GIVEN REQUEST
Tally the lines in these records that hold the string "icon", and reply with the number alone.

RECORDS SHOWN
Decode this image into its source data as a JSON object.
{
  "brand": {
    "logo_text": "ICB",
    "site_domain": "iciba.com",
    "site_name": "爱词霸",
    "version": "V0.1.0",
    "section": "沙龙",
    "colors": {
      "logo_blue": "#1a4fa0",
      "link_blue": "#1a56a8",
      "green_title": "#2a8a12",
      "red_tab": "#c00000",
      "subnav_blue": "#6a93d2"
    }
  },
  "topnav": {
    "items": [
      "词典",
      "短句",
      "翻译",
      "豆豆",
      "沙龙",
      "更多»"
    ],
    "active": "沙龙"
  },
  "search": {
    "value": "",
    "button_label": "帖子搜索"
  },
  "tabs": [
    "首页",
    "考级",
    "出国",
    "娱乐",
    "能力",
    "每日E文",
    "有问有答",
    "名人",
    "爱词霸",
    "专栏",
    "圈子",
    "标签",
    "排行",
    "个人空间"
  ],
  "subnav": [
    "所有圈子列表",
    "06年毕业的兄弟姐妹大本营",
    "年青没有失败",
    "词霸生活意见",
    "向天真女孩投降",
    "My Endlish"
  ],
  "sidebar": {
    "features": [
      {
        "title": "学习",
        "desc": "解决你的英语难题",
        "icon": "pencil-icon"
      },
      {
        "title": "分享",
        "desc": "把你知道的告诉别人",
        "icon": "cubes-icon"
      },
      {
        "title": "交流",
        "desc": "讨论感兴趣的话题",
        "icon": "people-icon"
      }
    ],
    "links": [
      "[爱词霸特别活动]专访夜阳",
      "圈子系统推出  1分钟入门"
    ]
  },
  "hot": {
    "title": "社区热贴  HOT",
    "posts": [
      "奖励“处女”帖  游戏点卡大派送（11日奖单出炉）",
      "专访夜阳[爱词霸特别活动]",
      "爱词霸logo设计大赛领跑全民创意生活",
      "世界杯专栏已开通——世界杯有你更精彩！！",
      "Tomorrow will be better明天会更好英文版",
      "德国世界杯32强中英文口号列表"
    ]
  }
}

WRITTEN SOLUTION
3